** Begin Material for this task **

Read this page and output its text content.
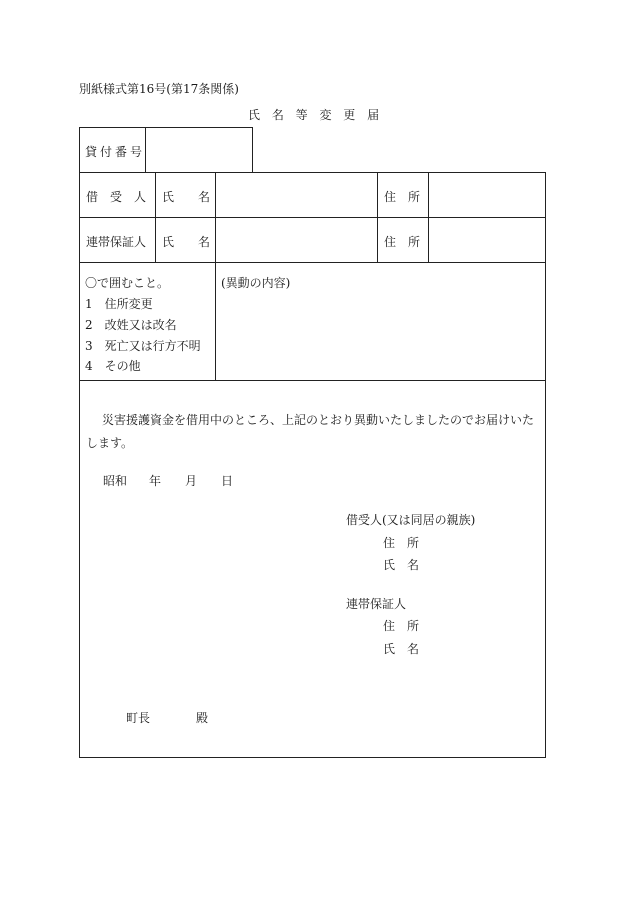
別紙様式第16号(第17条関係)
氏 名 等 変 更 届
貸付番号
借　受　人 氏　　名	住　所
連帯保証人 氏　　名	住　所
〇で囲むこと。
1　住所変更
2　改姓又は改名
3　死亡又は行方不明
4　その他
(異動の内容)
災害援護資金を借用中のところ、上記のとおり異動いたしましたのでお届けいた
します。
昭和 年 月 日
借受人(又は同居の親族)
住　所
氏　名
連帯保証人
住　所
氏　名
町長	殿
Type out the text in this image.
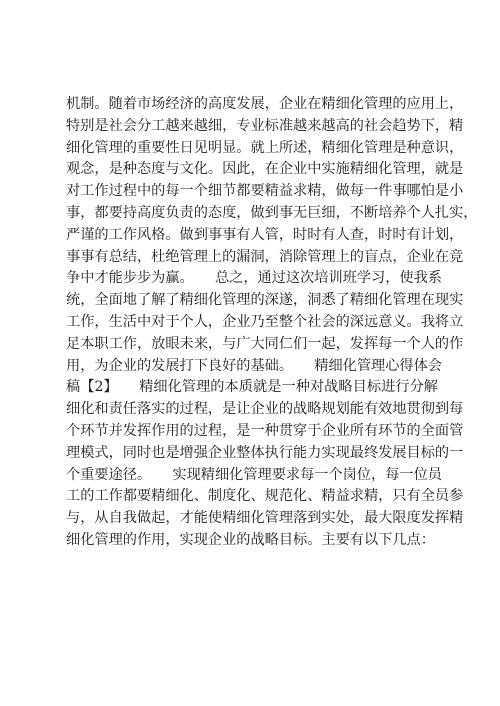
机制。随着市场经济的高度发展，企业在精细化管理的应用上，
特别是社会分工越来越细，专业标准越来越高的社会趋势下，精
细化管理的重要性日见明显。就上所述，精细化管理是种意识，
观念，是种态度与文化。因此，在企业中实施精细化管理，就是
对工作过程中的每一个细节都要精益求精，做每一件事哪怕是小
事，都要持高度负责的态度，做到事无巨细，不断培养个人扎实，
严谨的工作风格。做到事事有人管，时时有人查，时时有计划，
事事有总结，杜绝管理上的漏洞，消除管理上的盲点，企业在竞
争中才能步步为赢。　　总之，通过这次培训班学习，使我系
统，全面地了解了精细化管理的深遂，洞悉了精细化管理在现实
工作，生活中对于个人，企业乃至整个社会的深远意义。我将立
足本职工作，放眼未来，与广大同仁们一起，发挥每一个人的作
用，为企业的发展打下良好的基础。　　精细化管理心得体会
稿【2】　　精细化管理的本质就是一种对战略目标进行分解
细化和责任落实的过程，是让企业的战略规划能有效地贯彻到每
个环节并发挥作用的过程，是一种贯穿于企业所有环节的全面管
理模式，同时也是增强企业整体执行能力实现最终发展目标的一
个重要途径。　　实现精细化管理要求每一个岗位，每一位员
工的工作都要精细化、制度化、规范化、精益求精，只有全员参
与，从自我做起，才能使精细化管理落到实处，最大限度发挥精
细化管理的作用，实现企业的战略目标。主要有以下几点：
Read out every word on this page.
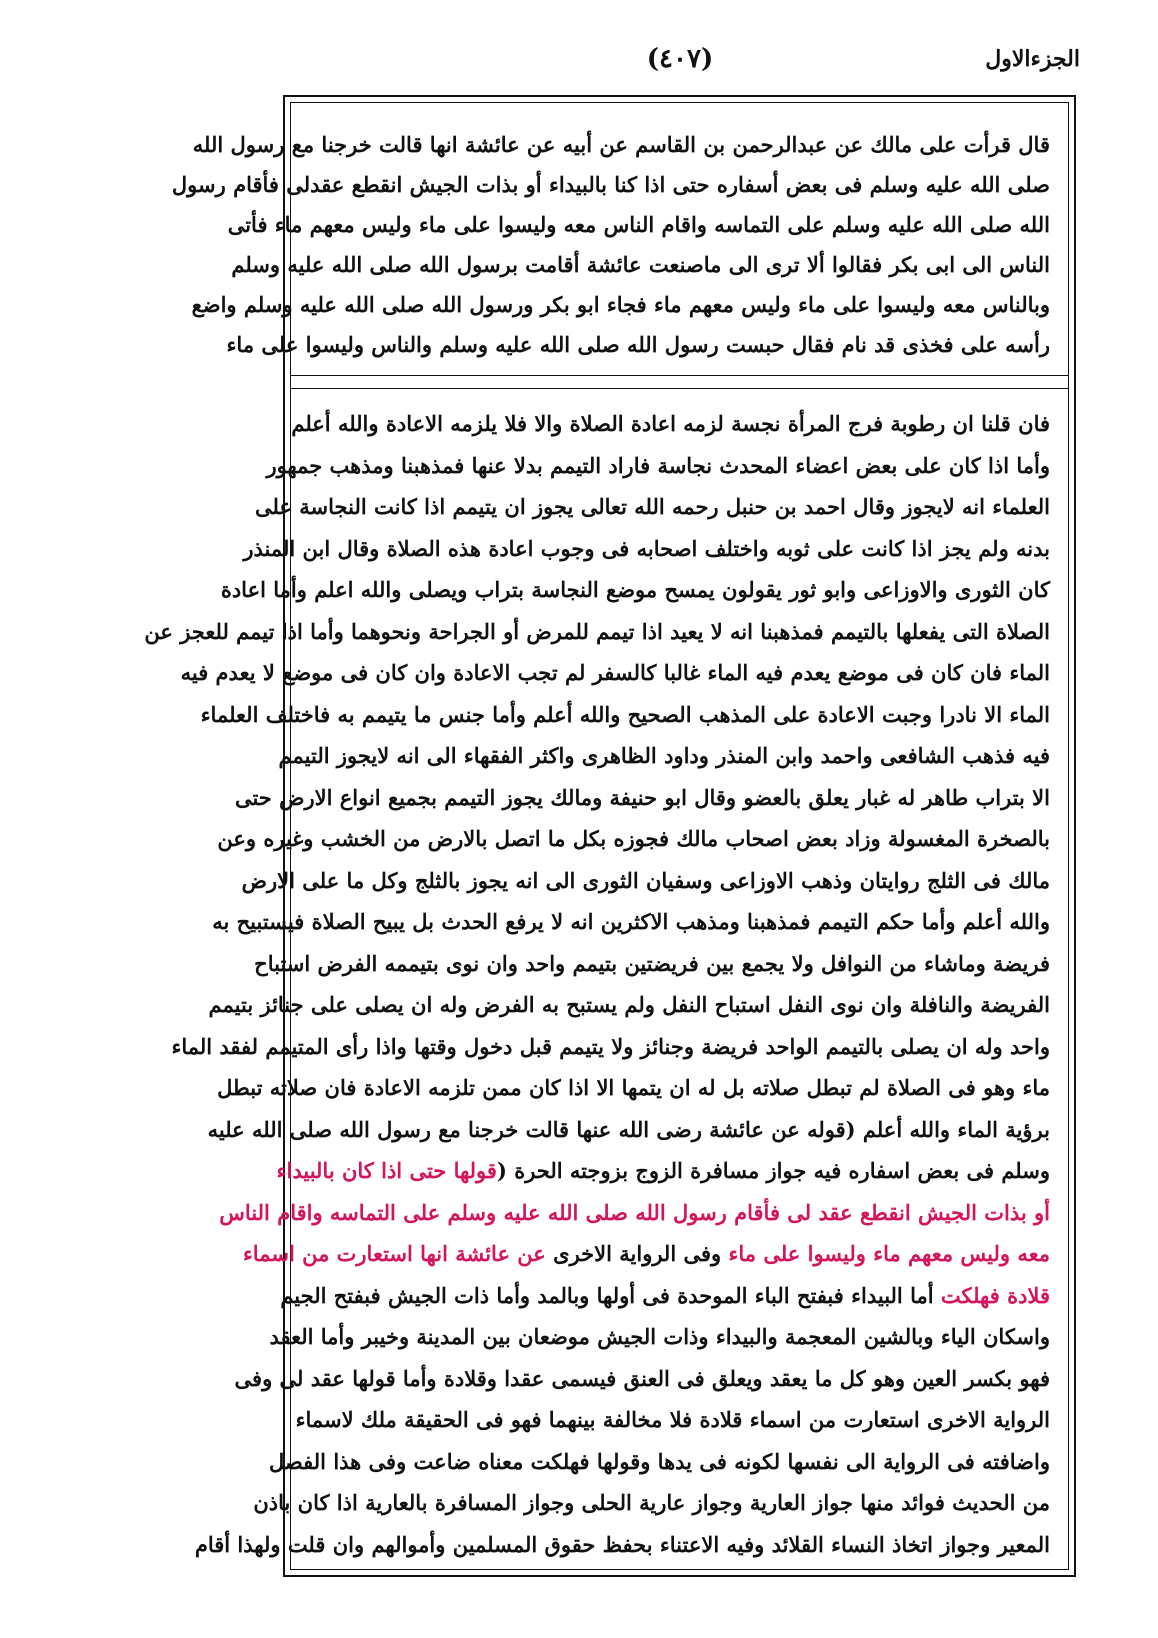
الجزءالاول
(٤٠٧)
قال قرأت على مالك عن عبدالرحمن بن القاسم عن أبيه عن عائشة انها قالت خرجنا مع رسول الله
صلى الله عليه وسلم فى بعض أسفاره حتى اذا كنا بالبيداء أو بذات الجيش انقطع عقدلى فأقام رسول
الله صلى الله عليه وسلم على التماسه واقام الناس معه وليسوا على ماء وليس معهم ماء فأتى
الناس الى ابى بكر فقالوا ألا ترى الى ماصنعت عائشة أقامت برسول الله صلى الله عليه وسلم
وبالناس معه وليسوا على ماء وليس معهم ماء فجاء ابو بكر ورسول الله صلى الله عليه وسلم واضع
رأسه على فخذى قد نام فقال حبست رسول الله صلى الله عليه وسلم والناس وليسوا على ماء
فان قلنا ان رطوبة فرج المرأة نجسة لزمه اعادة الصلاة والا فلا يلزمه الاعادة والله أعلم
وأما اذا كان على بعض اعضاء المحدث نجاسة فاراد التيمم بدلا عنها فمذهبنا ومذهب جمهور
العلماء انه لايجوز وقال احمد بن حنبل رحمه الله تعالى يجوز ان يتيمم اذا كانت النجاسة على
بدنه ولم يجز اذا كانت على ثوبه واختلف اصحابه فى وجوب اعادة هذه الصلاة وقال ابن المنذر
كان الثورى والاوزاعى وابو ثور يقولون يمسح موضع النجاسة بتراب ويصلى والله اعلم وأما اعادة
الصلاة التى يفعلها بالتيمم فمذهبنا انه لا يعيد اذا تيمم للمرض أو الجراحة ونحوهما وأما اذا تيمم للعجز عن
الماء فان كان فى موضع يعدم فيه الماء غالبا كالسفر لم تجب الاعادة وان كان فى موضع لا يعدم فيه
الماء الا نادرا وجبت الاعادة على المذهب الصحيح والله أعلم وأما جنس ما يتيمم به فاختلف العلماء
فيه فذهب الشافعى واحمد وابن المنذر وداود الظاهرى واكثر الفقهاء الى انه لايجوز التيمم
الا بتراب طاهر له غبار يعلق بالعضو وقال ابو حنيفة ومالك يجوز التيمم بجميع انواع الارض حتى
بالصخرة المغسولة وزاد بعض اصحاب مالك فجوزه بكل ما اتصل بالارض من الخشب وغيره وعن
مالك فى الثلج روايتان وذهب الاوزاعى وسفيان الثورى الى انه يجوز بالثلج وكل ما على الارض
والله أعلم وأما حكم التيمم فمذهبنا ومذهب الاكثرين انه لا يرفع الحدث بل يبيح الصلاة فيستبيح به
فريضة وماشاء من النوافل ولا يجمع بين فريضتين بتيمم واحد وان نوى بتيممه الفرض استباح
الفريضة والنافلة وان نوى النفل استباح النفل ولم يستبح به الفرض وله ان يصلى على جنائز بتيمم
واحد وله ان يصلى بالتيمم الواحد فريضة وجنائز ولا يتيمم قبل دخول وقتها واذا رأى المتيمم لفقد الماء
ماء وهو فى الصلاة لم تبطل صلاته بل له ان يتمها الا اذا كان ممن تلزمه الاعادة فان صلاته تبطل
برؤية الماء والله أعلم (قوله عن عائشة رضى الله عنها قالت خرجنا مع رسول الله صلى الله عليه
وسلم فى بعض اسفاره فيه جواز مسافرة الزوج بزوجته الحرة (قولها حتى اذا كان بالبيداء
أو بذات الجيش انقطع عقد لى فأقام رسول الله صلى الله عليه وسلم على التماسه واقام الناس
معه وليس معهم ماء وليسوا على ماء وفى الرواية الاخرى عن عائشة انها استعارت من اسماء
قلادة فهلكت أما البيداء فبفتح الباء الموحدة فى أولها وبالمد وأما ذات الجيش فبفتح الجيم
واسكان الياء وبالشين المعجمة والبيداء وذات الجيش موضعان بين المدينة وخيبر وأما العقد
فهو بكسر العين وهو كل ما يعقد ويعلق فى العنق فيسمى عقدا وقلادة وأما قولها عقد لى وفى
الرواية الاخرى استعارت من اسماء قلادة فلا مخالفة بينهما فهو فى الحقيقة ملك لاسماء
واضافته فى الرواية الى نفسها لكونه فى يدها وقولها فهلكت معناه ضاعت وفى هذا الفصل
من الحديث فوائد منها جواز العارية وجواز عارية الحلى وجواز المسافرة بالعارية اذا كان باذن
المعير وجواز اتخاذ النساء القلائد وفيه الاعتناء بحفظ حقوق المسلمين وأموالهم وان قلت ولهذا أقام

** End Material for this task **
** Begin Material for this task **

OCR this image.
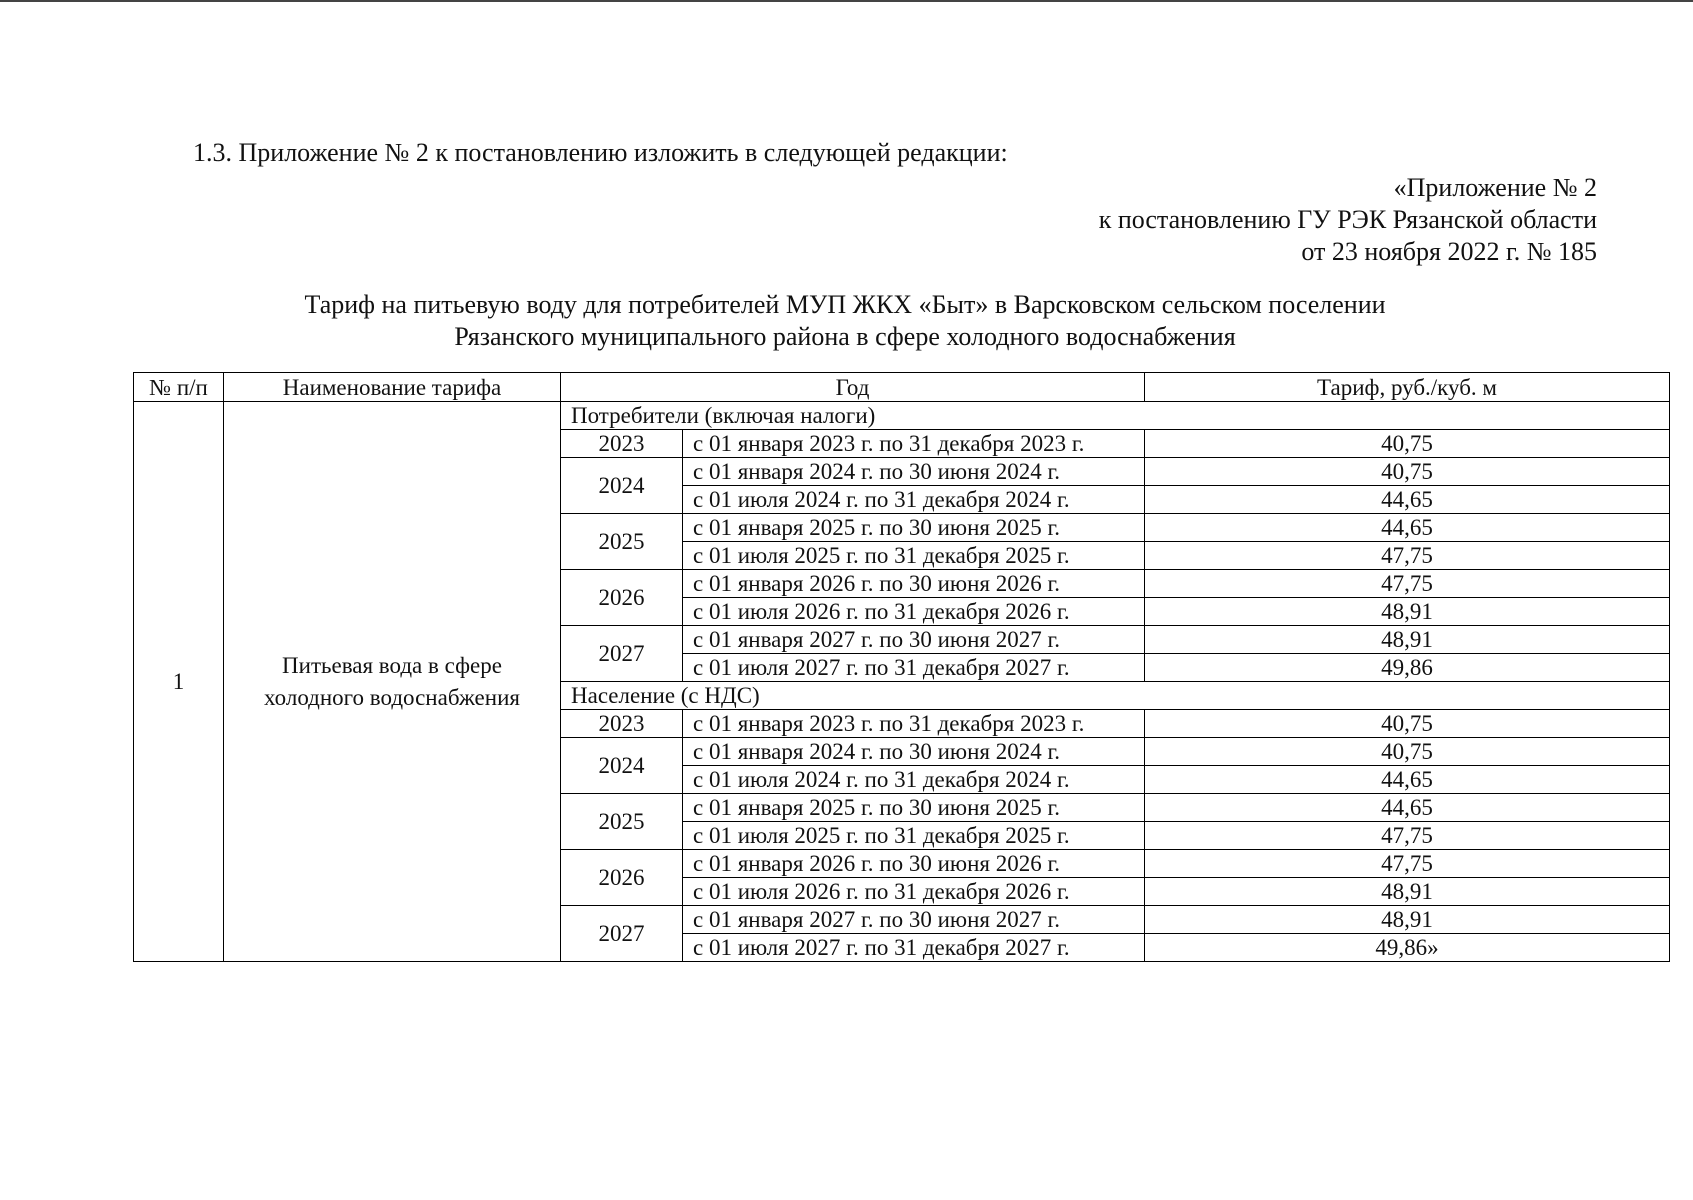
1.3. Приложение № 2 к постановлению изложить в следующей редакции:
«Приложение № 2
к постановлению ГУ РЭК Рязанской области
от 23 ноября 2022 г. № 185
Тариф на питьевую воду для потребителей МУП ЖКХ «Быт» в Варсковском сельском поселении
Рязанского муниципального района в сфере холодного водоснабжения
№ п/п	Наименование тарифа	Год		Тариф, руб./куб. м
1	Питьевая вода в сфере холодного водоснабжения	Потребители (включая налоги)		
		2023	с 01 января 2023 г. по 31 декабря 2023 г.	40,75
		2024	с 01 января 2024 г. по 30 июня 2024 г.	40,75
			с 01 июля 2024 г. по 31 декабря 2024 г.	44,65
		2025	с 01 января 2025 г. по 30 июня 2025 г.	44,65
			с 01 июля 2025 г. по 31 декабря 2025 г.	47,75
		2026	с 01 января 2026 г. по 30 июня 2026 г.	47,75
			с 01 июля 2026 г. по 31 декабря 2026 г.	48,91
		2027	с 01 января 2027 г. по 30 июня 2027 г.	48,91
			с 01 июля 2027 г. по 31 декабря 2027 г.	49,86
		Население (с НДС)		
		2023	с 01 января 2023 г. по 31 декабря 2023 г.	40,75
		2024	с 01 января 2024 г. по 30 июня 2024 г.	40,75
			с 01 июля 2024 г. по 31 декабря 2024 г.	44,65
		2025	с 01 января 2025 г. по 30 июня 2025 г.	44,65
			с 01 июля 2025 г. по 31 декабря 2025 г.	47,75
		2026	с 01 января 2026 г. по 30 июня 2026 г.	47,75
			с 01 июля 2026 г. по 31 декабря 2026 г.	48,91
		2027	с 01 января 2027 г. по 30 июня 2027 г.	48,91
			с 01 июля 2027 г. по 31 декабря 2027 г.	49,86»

** End Material for this task **

### Task statement
State how many lines above contain the string "واقام", with no other words.

### Result of the task
2